*DO THIS:*
Find every line with the word "Turn". Copy those lines.

*DATASET RECORDS:*
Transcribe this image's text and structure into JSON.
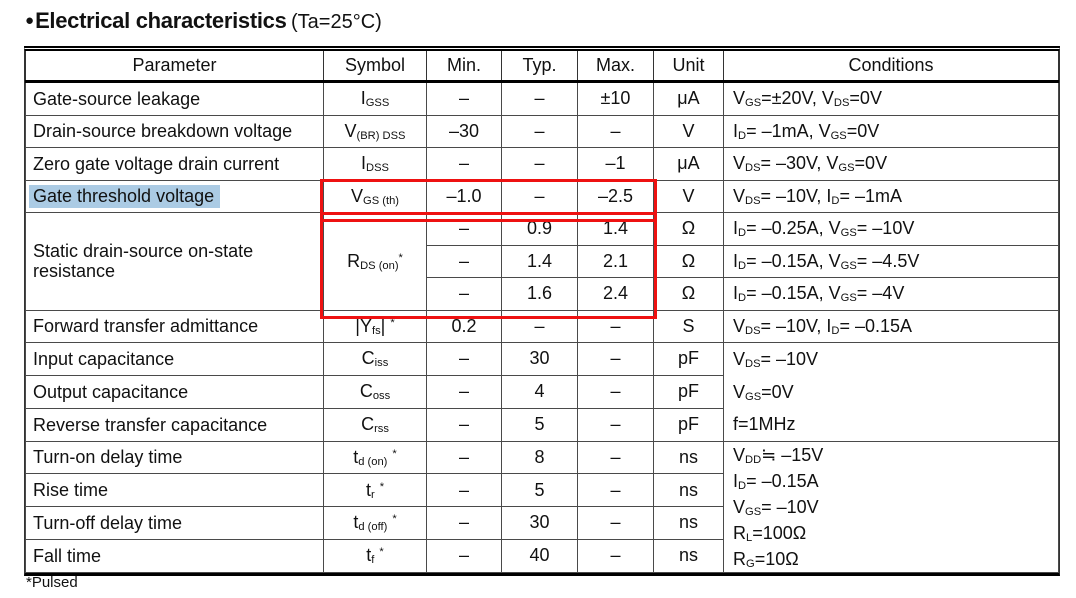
{
  "title": {
    "bullet": "●",
    "main": "Electrical characteristics",
    "suffix": "(Ta=25°C)"
  },
  "footnote": "*Pulsed",
  "colors": {
    "highlight": "#abcbe4",
    "red_box": "#ee1111"
  },
  "table": {
    "headers": [
      "Parameter",
      "Symbol",
      "Min.",
      "Typ.",
      "Max.",
      "Unit",
      "Conditions"
    ],
    "rows": [
      {
        "param": "Gate-source leakage",
        "symbol": "I~GSS~",
        "min": "–",
        "typ": "–",
        "max": "±10",
        "unit": "μA",
        "cond": "V~GS~=±20V, V~DS~=0V"
      },
      {
        "param": "Drain-source breakdown voltage",
        "symbol": "V~(BR) DSS~",
        "min": "–30",
        "typ": "–",
        "max": "–",
        "unit": "V",
        "cond": "I~D~= –1mA, V~GS~=0V"
      },
      {
        "param": "Zero gate voltage drain current",
        "symbol": "I~DSS~",
        "min": "–",
        "typ": "–",
        "max": "–1",
        "unit": "μA",
        "cond": "V~DS~= –30V, V~GS~=0V"
      },
      {
        "param": "Gate threshold voltage",
        "symbol": "V~GS (th)~",
        "min": "–1.0",
        "typ": "–",
        "max": "–2.5",
        "unit": "V",
        "cond": "V~DS~= –10V, I~D~= –1mA",
        "highlighted": true
      },
      {
        "param": "Static drain-source on-state resistance",
        "symbol": "R~DS (on)~^*^",
        "min": "–",
        "typ": "0.9",
        "max": "1.4",
        "unit": "Ω",
        "cond": "I~D~= –0.25A, V~GS~= –10V"
      },
      {
        "min": "–",
        "typ": "1.4",
        "max": "2.1",
        "unit": "Ω",
        "cond": "I~D~= –0.15A, V~GS~= –4.5V"
      },
      {
        "min": "–",
        "typ": "1.6",
        "max": "2.4",
        "unit": "Ω",
        "cond": "I~D~= –0.15A, V~GS~= –4V"
      },
      {
        "param": "Forward transfer admittance",
        "symbol": "|Y~fs~| ^*^",
        "min": "0.2",
        "typ": "–",
        "max": "–",
        "unit": "S",
        "cond": "V~DS~= –10V, I~D~= –0.15A"
      },
      {
        "param": "Input capacitance",
        "symbol": "C~iss~",
        "min": "–",
        "typ": "30",
        "max": "–",
        "unit": "pF",
        "cond_lines": [
          "V~DS~= –10V",
          "V~GS~=0V",
          "f=1MHz"
        ]
      },
      {
        "param": "Output capacitance",
        "symbol": "C~oss~",
        "min": "–",
        "typ": "4",
        "max": "–",
        "unit": "pF"
      },
      {
        "param": "Reverse transfer capacitance",
        "symbol": "C~rss~",
        "min": "–",
        "typ": "5",
        "max": "–",
        "unit": "pF"
      },
      {
        "param": "Turn-on delay time",
        "symbol": "t~d (on)~  ^*^",
        "min": "–",
        "typ": "8",
        "max": "–",
        "unit": "ns",
        "cond_lines": [
          "V~DD~≒ –15V",
          "I~D~= –0.15A",
          "V~GS~= –10V",
          "R~L~=100Ω",
          "R~G~=10Ω"
        ]
      },
      {
        "param": "Rise time",
        "symbol": "t~r~  ^*^",
        "min": "–",
        "typ": "5",
        "max": "–",
        "unit": "ns"
      },
      {
        "param": "Turn-off delay time",
        "symbol": "t~d (off)~  ^*^",
        "min": "–",
        "typ": "30",
        "max": "–",
        "unit": "ns"
      },
      {
        "param": "Fall time",
        "symbol": "t~f~  ^*^",
        "min": "–",
        "typ": "40",
        "max": "–",
        "unit": "ns"
      }
    ]
  }
}
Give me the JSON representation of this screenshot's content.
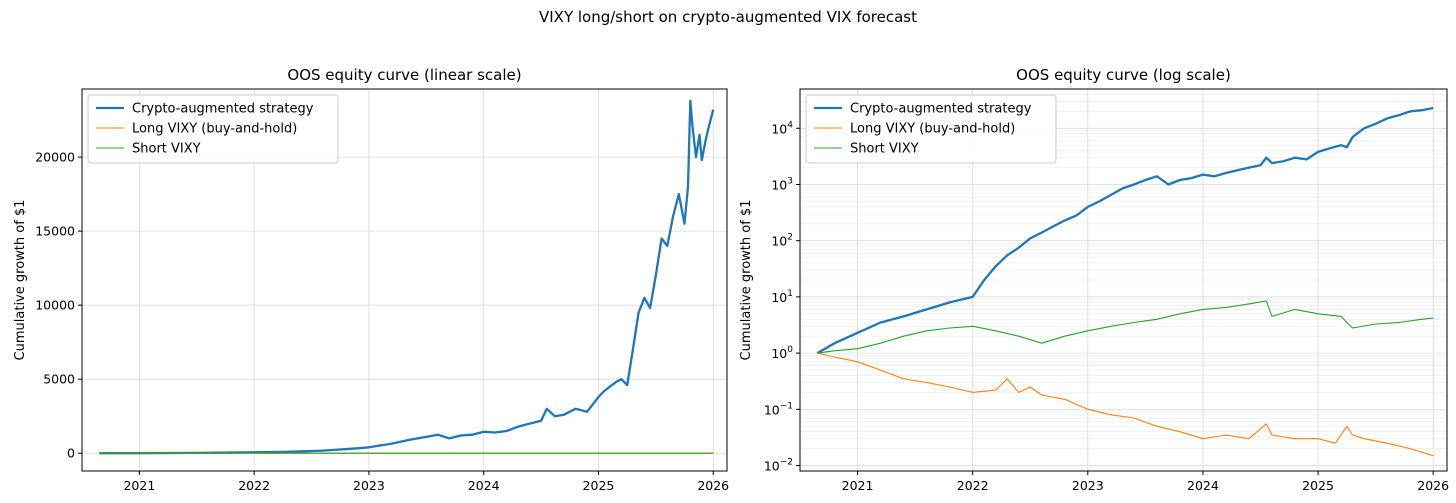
{
  "figure": {
    "suptitle": "VIXY long/short on crypto-augmented VIX forecast"
  },
  "colors": {
    "strategy": "#1f77b4",
    "long": "#ff7f0e",
    "short": "#2ca02c",
    "grid": "#d9d9d9"
  },
  "chart_data": [
    {
      "type": "line",
      "title": "OOS equity curve (linear scale)",
      "xlabel": "",
      "ylabel": "Cumulative growth of $1",
      "yscale": "linear",
      "xlim": [
        2020.5,
        2026.12
      ],
      "ylim": [
        -1200,
        24600
      ],
      "x_ticks": [
        2021,
        2022,
        2023,
        2024,
        2025,
        2026
      ],
      "x_tick_labels": [
        "2021",
        "2022",
        "2023",
        "2024",
        "2025",
        "2026"
      ],
      "y_ticks": [
        0,
        5000,
        10000,
        15000,
        20000
      ],
      "y_tick_labels": [
        "0",
        "5000",
        "10000",
        "15000",
        "20000"
      ],
      "grid": true,
      "legend": "upper left",
      "series": [
        {
          "name": "Crypto-augmented strategy",
          "x": [
            2020.65,
            2021.0,
            2021.5,
            2022.0,
            2022.3,
            2022.6,
            2022.9,
            2023.0,
            2023.2,
            2023.35,
            2023.5,
            2023.6,
            2023.7,
            2023.8,
            2023.9,
            2024.0,
            2024.1,
            2024.2,
            2024.3,
            2024.4,
            2024.5,
            2024.55,
            2024.62,
            2024.7,
            2024.8,
            2024.9,
            2025.0,
            2025.05,
            2025.1,
            2025.15,
            2025.2,
            2025.25,
            2025.3,
            2025.35,
            2025.4,
            2025.45,
            2025.5,
            2025.55,
            2025.6,
            2025.65,
            2025.7,
            2025.75,
            2025.78,
            2025.8,
            2025.82,
            2025.85,
            2025.88,
            2025.9,
            2025.93,
            2025.96,
            2026.0
          ],
          "values": [
            1,
            5,
            20,
            60,
            100,
            180,
            330,
            400,
            650,
            900,
            1100,
            1250,
            1000,
            1200,
            1250,
            1450,
            1400,
            1500,
            1800,
            2000,
            2200,
            3000,
            2500,
            2600,
            3000,
            2800,
            3800,
            4200,
            4500,
            4800,
            5000,
            4600,
            7000,
            9500,
            10500,
            9800,
            12000,
            14500,
            14000,
            16000,
            17500,
            15500,
            18000,
            23800,
            22000,
            20000,
            21500,
            19800,
            21000,
            22000,
            23200
          ]
        },
        {
          "name": "Long VIXY (buy-and-hold)",
          "x": [
            2020.65,
            2021.0,
            2022.0,
            2023.0,
            2024.0,
            2025.0,
            2026.0
          ],
          "values": [
            1,
            0.7,
            0.2,
            0.1,
            0.03,
            0.03,
            0.015
          ]
        },
        {
          "name": "Short VIXY",
          "x": [
            2020.65,
            2021.0,
            2022.0,
            2023.0,
            2024.0,
            2025.0,
            2026.0
          ],
          "values": [
            1,
            1.2,
            2.5,
            2.2,
            5,
            4.5,
            4
          ]
        }
      ]
    },
    {
      "type": "line",
      "title": "OOS equity curve (log scale)",
      "xlabel": "",
      "ylabel": "Cumulative growth of $1",
      "yscale": "log",
      "xlim": [
        2020.5,
        2026.12
      ],
      "ylim": [
        0.008,
        50000
      ],
      "x_ticks": [
        2021,
        2022,
        2023,
        2024,
        2025,
        2026
      ],
      "x_tick_labels": [
        "2021",
        "2022",
        "2023",
        "2024",
        "2025",
        "2026"
      ],
      "y_ticks": [
        0.01,
        0.1,
        1,
        10,
        100,
        1000,
        10000
      ],
      "y_tick_labels": [
        {
          "base": "10",
          "exp": "−2"
        },
        {
          "base": "10",
          "exp": "−1"
        },
        {
          "base": "10",
          "exp": "0"
        },
        {
          "base": "10",
          "exp": "1"
        },
        {
          "base": "10",
          "exp": "2"
        },
        {
          "base": "10",
          "exp": "3"
        },
        {
          "base": "10",
          "exp": "4"
        }
      ],
      "grid": true,
      "legend": "upper left",
      "series": [
        {
          "name": "Crypto-augmented strategy",
          "x": [
            2020.65,
            2020.8,
            2021.0,
            2021.2,
            2021.4,
            2021.6,
            2021.8,
            2022.0,
            2022.1,
            2022.2,
            2022.3,
            2022.4,
            2022.5,
            2022.6,
            2022.7,
            2022.8,
            2022.9,
            2023.0,
            2023.1,
            2023.2,
            2023.3,
            2023.4,
            2023.5,
            2023.6,
            2023.7,
            2023.8,
            2023.9,
            2024.0,
            2024.1,
            2024.2,
            2024.3,
            2024.4,
            2024.5,
            2024.55,
            2024.6,
            2024.7,
            2024.8,
            2024.9,
            2025.0,
            2025.1,
            2025.2,
            2025.25,
            2025.3,
            2025.4,
            2025.5,
            2025.6,
            2025.7,
            2025.8,
            2025.9,
            2026.0
          ],
          "values": [
            1,
            1.5,
            2.3,
            3.5,
            4.5,
            6,
            8,
            10,
            20,
            35,
            55,
            75,
            110,
            140,
            180,
            230,
            280,
            400,
            500,
            650,
            850,
            1000,
            1200,
            1400,
            1000,
            1200,
            1300,
            1500,
            1400,
            1600,
            1800,
            2000,
            2200,
            3000,
            2400,
            2600,
            3000,
            2800,
            3800,
            4400,
            5000,
            4600,
            7000,
            10000,
            12000,
            15000,
            17000,
            20000,
            21000,
            23000
          ]
        },
        {
          "name": "Long VIXY (buy-and-hold)",
          "x": [
            2020.65,
            2020.8,
            2021.0,
            2021.2,
            2021.4,
            2021.6,
            2021.8,
            2022.0,
            2022.2,
            2022.3,
            2022.4,
            2022.5,
            2022.6,
            2022.8,
            2023.0,
            2023.2,
            2023.4,
            2023.6,
            2023.8,
            2024.0,
            2024.2,
            2024.4,
            2024.55,
            2024.6,
            2024.8,
            2025.0,
            2025.15,
            2025.25,
            2025.3,
            2025.4,
            2025.6,
            2025.8,
            2026.0
          ],
          "values": [
            1,
            0.85,
            0.7,
            0.5,
            0.35,
            0.3,
            0.25,
            0.2,
            0.22,
            0.35,
            0.2,
            0.25,
            0.18,
            0.15,
            0.1,
            0.08,
            0.07,
            0.05,
            0.04,
            0.03,
            0.035,
            0.03,
            0.055,
            0.035,
            0.03,
            0.03,
            0.025,
            0.05,
            0.035,
            0.03,
            0.025,
            0.02,
            0.015
          ]
        },
        {
          "name": "Short VIXY",
          "x": [
            2020.65,
            2020.8,
            2021.0,
            2021.2,
            2021.4,
            2021.6,
            2021.8,
            2022.0,
            2022.2,
            2022.4,
            2022.6,
            2022.8,
            2023.0,
            2023.2,
            2023.4,
            2023.6,
            2023.8,
            2024.0,
            2024.2,
            2024.4,
            2024.55,
            2024.6,
            2024.8,
            2025.0,
            2025.2,
            2025.25,
            2025.3,
            2025.5,
            2025.7,
            2025.9,
            2026.0
          ],
          "values": [
            1,
            1.1,
            1.2,
            1.5,
            2.0,
            2.5,
            2.8,
            3.0,
            2.5,
            2.0,
            1.5,
            2.0,
            2.5,
            3.0,
            3.5,
            4.0,
            5.0,
            6.0,
            6.5,
            7.5,
            8.5,
            4.5,
            6.0,
            5.0,
            4.5,
            3.5,
            2.8,
            3.3,
            3.5,
            4.0,
            4.2
          ]
        }
      ]
    }
  ]
}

*TASK ANSWER:*
        "param": "Turn-on delay time",
        "param": "Turn-off delay time",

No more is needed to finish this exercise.